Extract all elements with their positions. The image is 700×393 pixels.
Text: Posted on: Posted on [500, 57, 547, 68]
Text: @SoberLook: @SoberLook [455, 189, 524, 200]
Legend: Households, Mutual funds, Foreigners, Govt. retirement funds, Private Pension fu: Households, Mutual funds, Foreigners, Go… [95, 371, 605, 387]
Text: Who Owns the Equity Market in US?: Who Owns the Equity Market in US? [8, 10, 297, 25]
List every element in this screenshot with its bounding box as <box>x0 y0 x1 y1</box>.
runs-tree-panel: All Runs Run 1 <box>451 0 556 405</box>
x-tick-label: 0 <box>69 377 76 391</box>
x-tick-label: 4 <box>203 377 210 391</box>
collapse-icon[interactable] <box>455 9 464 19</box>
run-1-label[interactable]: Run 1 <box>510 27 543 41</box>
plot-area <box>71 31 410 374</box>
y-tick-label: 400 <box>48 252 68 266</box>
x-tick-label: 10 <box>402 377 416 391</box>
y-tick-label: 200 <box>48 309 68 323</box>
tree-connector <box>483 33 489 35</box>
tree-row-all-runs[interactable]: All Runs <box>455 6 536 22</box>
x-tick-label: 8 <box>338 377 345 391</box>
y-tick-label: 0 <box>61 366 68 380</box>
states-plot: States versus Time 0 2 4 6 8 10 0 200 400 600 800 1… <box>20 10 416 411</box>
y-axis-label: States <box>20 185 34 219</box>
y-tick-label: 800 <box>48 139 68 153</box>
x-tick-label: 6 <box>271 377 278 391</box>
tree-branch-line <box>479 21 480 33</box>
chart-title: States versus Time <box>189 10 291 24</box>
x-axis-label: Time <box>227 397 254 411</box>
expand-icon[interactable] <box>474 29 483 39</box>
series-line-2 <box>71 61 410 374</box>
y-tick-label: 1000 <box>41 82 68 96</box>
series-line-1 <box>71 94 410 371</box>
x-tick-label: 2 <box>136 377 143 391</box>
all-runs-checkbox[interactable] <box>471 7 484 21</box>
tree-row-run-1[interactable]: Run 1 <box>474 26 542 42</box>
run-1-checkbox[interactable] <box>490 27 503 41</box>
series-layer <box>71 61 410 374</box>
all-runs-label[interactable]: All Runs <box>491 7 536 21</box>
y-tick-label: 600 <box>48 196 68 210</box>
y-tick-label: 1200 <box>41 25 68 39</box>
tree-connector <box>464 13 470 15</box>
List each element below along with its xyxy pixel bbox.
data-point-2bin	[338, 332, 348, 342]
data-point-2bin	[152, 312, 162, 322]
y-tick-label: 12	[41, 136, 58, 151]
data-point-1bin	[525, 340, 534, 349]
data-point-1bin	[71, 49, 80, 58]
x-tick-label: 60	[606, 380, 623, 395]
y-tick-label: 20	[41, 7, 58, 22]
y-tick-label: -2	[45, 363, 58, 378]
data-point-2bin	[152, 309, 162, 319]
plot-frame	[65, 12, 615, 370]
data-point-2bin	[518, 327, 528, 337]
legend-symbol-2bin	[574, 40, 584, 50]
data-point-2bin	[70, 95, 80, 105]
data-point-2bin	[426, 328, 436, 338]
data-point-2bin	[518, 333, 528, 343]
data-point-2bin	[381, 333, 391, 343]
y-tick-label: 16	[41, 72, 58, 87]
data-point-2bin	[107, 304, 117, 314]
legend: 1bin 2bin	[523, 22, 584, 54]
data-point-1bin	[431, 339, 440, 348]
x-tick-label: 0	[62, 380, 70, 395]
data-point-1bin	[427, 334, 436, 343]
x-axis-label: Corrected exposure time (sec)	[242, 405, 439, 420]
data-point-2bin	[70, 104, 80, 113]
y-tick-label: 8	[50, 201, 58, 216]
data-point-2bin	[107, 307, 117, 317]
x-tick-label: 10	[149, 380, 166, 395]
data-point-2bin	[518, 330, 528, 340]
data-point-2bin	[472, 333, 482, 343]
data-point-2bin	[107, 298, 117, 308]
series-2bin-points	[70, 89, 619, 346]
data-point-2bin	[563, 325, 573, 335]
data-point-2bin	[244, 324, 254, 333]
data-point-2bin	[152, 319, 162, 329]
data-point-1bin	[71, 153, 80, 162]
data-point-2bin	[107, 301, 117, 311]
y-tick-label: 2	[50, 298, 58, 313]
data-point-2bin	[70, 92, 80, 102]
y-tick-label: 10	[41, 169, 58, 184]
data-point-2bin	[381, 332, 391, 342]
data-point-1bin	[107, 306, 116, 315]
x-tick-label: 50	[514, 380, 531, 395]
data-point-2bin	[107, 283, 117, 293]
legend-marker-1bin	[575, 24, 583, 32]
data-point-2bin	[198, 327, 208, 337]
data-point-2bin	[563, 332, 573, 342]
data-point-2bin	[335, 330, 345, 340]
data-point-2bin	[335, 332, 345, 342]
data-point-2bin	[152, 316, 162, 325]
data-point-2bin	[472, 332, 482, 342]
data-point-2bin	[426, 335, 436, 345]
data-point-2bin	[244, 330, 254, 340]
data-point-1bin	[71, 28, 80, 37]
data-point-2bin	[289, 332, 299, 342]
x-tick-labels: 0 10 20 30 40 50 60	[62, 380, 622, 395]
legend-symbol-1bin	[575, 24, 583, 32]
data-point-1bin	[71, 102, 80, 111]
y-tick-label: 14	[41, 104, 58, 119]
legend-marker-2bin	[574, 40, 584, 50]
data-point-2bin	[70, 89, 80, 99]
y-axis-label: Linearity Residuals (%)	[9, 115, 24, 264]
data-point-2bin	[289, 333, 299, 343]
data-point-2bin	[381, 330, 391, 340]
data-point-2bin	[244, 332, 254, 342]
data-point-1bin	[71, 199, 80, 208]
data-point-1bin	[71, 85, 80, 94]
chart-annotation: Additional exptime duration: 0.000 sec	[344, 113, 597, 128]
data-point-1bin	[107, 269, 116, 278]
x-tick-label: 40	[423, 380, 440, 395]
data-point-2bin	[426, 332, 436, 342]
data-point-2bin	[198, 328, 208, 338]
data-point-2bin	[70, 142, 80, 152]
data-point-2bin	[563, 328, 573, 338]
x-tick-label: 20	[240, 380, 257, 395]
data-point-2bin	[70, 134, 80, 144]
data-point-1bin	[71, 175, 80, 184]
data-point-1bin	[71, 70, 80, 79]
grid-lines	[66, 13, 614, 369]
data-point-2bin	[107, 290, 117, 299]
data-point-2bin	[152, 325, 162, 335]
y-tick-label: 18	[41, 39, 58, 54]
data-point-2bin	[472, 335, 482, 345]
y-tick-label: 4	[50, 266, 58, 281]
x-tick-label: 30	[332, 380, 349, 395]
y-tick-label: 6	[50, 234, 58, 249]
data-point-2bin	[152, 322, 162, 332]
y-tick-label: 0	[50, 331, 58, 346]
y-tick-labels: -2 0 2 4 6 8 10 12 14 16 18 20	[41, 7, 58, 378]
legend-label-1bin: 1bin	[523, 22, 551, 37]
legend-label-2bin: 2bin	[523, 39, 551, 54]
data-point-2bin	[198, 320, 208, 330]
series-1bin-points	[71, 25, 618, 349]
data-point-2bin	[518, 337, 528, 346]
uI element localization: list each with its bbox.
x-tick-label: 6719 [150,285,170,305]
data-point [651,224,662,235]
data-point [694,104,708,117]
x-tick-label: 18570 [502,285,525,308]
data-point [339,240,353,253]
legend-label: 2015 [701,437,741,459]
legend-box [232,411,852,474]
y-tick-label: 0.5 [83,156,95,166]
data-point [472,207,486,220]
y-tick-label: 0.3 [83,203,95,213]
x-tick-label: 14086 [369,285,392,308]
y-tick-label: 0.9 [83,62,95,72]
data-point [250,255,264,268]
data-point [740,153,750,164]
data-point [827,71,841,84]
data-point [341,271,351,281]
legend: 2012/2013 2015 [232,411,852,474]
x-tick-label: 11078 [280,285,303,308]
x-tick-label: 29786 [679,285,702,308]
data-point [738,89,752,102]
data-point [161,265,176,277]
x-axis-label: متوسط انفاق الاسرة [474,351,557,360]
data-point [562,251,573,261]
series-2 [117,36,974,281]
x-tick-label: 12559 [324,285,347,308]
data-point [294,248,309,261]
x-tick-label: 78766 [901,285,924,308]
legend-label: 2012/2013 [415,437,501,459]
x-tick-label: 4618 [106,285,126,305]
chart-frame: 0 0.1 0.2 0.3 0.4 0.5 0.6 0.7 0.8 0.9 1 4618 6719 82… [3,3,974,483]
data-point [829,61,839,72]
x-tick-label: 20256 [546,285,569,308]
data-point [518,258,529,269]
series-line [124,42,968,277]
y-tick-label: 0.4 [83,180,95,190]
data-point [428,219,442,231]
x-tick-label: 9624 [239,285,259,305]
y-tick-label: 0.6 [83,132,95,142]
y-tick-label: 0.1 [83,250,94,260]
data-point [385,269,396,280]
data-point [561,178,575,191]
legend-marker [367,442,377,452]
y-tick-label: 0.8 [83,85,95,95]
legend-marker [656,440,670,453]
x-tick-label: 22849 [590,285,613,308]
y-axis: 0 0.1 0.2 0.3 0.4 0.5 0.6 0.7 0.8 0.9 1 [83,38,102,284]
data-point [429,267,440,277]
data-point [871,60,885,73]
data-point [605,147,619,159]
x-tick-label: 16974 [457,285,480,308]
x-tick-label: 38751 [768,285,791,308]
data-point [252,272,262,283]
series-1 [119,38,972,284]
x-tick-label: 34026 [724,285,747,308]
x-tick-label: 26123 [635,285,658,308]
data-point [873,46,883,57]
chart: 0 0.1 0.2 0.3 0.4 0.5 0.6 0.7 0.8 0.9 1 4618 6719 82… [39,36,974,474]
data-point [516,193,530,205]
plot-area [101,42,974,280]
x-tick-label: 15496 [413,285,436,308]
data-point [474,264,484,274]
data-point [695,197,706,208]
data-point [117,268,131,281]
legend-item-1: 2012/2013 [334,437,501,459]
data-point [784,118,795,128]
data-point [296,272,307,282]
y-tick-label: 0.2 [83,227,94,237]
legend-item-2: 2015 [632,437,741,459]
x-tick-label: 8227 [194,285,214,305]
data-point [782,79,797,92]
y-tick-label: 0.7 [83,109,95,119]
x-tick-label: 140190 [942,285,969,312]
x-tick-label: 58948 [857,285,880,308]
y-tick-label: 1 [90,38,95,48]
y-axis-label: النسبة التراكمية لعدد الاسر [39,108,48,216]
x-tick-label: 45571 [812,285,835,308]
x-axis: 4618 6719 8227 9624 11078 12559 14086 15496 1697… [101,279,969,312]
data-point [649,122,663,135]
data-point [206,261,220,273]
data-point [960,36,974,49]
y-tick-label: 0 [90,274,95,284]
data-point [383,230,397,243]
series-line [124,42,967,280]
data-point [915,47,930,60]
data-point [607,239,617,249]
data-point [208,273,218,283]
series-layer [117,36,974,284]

◆ ◆ ◆ ◆

Reproduce everything from the start of the entries down to the line containing "Text: @SoberLook: @SoberLook", with each occurrence of "Posted on" replaced by "Published on" and all else left unchanged.

Extract all elements with their positions. The image is 700×393 pixels.
Text: Published on: Published on [500, 57, 547, 68]
Text: @SoberLook: @SoberLook [455, 189, 524, 200]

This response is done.